▸ Work to be completed: Report how many lines include the word "marker", and nothing besides that number.
○ ○ ○
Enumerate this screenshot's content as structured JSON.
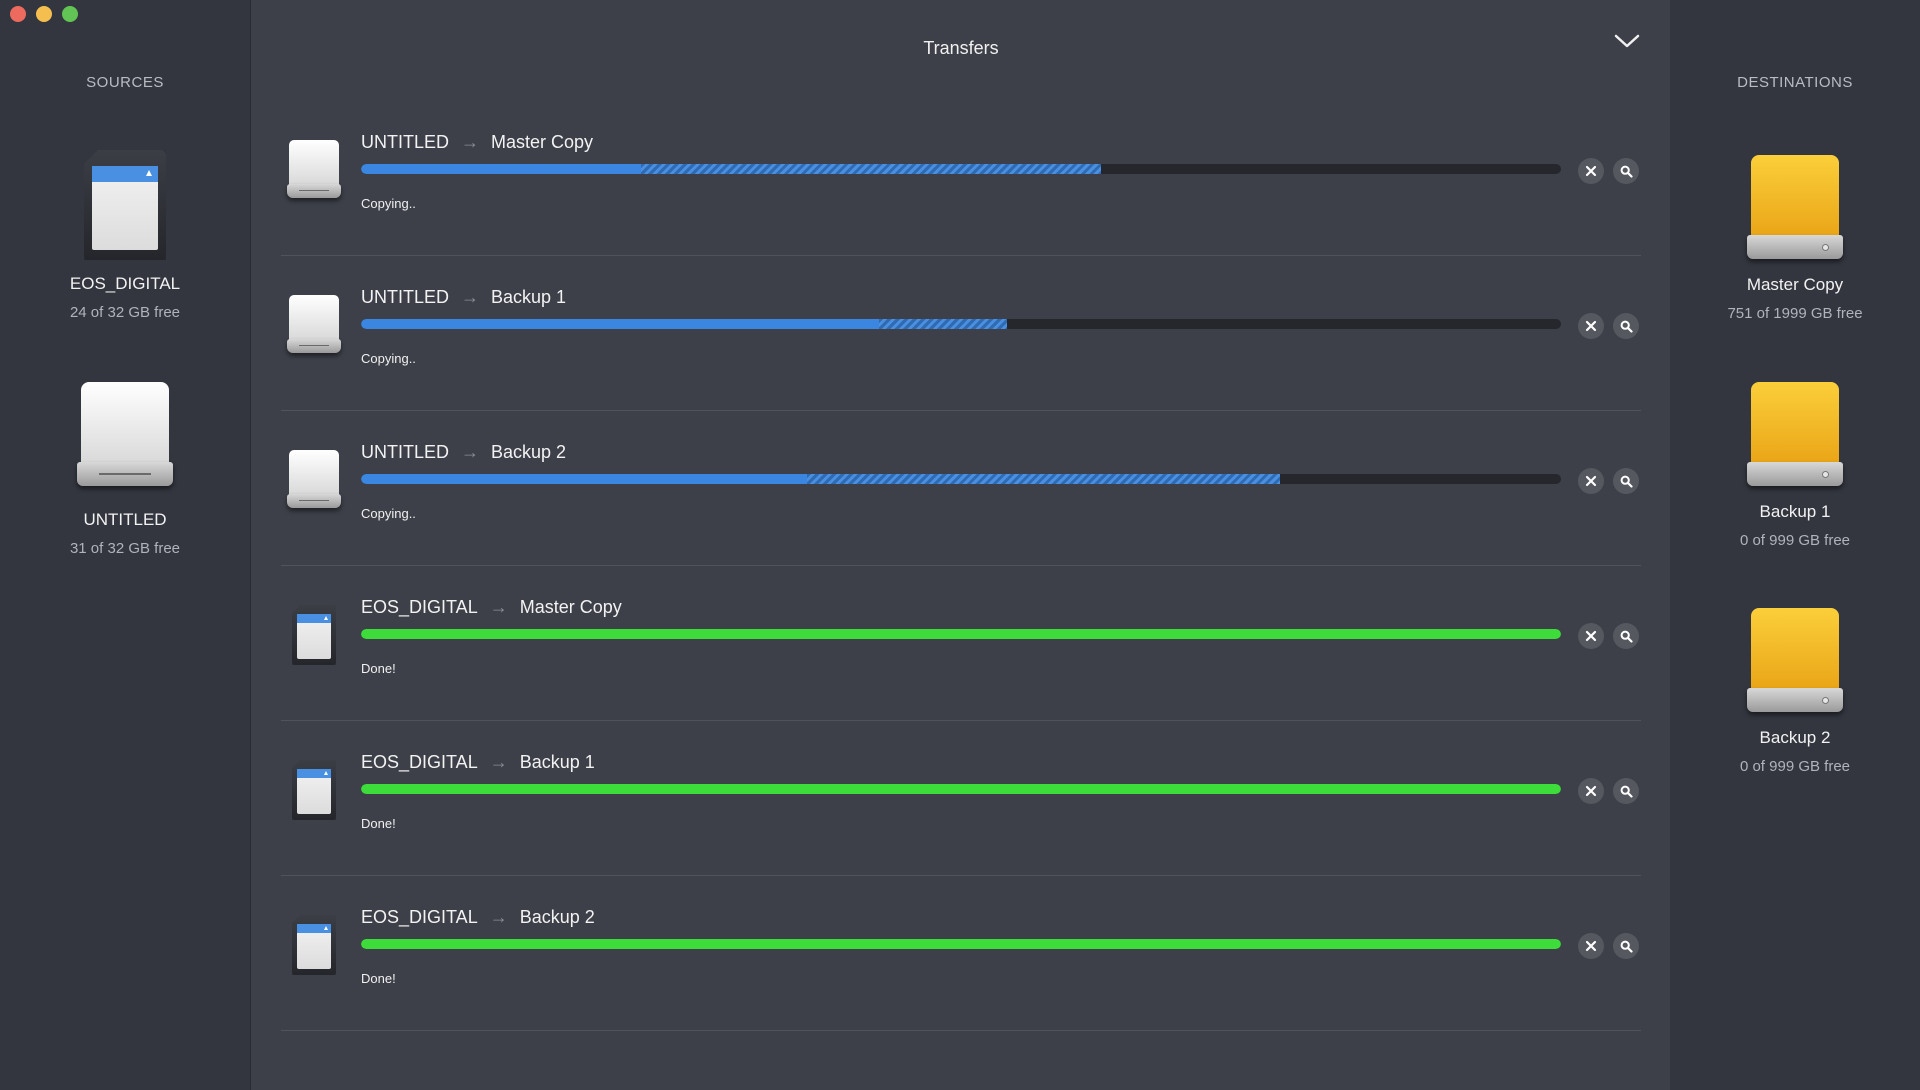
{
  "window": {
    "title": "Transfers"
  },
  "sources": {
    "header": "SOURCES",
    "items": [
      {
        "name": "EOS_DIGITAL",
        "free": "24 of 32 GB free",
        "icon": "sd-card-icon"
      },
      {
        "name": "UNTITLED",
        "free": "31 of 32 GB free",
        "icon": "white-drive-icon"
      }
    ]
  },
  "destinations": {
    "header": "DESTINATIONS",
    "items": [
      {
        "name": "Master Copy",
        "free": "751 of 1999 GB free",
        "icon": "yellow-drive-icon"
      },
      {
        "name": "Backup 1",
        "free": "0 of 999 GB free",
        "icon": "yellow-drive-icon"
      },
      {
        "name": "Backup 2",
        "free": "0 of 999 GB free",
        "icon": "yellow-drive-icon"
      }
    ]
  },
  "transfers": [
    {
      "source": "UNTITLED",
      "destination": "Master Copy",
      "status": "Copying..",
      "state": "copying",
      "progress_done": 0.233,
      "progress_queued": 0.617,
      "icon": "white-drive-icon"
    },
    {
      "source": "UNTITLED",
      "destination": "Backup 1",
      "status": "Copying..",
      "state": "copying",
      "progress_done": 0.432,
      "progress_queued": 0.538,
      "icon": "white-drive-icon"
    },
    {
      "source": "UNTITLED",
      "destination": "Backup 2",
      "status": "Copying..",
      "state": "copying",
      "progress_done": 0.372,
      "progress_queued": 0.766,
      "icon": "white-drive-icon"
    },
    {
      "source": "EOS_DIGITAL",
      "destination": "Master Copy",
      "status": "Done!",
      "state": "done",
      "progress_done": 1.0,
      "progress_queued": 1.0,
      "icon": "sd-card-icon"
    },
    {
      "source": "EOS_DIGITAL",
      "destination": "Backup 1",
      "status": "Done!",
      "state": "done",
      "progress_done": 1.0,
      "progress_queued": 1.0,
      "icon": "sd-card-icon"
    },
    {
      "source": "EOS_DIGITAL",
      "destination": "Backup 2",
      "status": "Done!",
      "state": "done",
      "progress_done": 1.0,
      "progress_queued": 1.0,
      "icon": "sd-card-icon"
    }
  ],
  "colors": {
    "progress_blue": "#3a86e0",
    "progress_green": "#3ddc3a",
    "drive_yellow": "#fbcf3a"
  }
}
○ ○ ○
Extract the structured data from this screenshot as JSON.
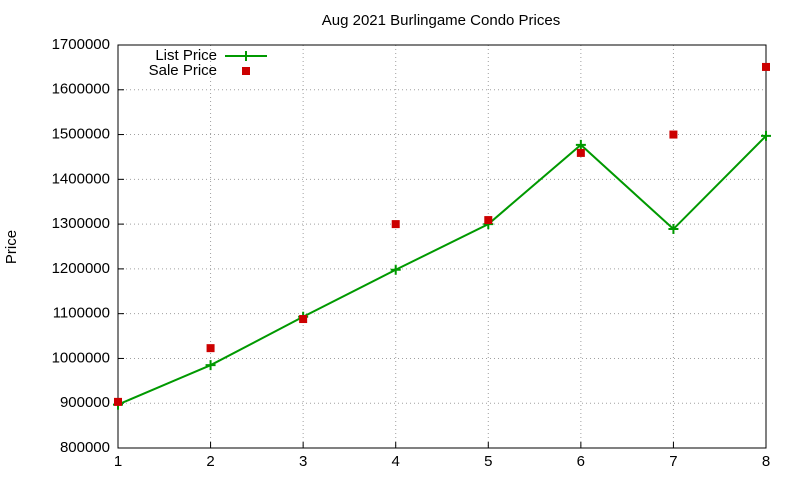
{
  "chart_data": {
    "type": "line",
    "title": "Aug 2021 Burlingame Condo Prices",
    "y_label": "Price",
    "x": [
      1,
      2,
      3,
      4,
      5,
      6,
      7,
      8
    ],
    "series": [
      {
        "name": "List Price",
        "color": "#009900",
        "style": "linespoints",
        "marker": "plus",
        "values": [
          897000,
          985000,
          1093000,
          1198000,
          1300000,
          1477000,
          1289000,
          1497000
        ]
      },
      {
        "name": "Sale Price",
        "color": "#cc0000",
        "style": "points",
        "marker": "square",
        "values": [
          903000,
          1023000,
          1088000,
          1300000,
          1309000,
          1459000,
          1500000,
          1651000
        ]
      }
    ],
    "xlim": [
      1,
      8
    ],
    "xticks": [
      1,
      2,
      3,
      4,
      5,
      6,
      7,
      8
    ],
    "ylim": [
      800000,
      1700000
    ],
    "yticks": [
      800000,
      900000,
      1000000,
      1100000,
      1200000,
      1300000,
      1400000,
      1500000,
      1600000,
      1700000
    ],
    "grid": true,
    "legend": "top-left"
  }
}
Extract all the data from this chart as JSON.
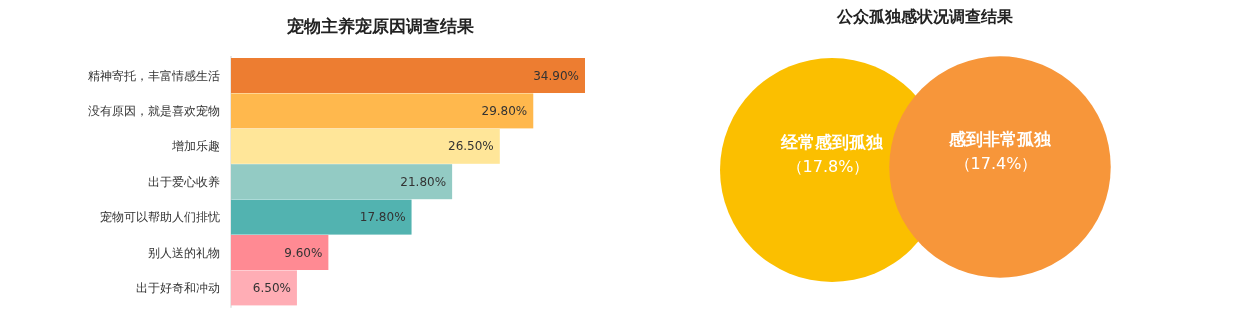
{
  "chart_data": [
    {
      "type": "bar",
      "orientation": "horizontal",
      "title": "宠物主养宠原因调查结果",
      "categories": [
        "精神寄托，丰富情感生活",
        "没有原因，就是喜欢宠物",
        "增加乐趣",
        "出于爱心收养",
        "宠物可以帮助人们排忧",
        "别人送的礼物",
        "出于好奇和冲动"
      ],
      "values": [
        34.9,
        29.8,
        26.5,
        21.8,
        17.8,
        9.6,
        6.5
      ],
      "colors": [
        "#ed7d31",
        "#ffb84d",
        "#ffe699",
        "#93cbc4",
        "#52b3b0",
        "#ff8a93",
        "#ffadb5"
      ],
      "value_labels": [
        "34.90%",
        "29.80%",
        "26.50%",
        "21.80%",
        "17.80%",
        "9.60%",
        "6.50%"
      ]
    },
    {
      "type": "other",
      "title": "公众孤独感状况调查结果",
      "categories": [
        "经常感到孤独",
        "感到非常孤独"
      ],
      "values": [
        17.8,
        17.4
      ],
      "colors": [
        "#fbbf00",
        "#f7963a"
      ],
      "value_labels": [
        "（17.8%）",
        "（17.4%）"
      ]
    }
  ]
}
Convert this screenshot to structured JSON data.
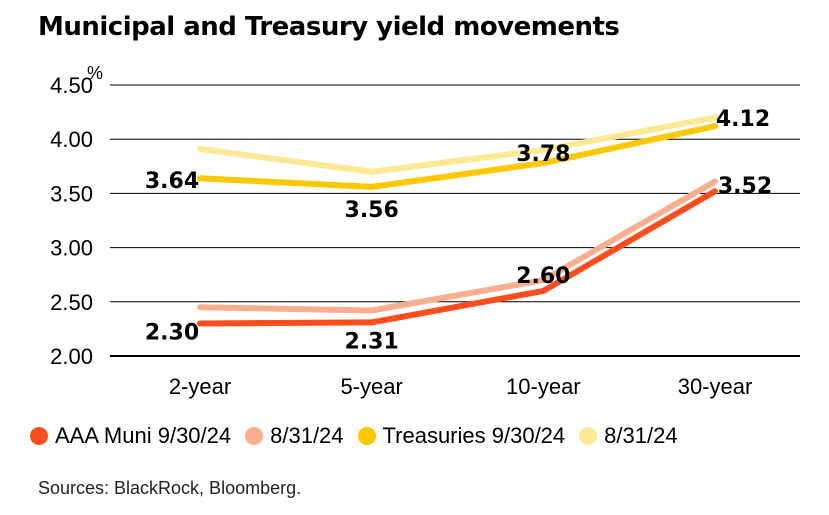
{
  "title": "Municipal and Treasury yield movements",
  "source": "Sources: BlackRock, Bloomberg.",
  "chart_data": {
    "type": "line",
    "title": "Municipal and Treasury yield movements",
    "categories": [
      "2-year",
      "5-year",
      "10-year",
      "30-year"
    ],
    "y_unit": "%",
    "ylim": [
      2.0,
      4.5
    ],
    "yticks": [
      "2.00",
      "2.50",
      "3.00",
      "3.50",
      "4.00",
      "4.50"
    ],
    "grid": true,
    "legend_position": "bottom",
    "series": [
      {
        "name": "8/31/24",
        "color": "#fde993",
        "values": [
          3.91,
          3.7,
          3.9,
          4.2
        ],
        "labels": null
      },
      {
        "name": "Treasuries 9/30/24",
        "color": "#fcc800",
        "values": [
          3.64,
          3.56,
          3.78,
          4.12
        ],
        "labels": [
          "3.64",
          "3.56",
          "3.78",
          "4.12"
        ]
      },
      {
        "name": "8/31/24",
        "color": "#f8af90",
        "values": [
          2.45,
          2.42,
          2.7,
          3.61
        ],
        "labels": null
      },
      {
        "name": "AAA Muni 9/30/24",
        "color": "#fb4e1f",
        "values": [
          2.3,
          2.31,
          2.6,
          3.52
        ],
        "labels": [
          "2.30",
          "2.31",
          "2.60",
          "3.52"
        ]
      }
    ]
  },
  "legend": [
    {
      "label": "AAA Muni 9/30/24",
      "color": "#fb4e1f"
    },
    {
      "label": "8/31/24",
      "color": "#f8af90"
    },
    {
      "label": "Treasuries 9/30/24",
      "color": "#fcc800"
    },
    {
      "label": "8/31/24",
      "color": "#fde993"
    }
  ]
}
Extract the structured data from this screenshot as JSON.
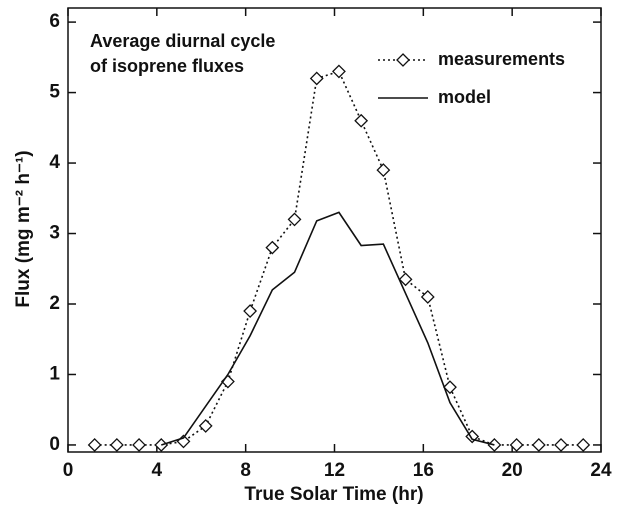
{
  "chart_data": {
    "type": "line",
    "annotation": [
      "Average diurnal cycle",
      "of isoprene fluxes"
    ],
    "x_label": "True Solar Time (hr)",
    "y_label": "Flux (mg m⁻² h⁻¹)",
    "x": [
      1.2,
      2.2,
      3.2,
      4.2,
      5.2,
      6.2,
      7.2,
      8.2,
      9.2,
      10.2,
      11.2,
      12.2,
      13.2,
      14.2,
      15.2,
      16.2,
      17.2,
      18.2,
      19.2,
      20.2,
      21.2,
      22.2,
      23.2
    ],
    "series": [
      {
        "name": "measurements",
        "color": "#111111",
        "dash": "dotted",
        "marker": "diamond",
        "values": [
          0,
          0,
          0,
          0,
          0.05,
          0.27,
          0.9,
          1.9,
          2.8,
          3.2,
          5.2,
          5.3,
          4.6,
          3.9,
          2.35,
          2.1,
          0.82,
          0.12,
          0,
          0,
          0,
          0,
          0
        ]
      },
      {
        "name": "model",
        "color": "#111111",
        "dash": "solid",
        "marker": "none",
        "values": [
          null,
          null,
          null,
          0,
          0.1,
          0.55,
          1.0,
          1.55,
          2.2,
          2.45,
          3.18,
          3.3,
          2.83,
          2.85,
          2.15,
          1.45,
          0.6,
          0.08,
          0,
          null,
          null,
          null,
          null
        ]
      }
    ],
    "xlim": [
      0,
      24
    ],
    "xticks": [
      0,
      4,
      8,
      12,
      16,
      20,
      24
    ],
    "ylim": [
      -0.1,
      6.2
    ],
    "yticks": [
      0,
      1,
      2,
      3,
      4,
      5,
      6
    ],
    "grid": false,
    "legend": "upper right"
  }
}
○ ○ ○
▸ Written response: 4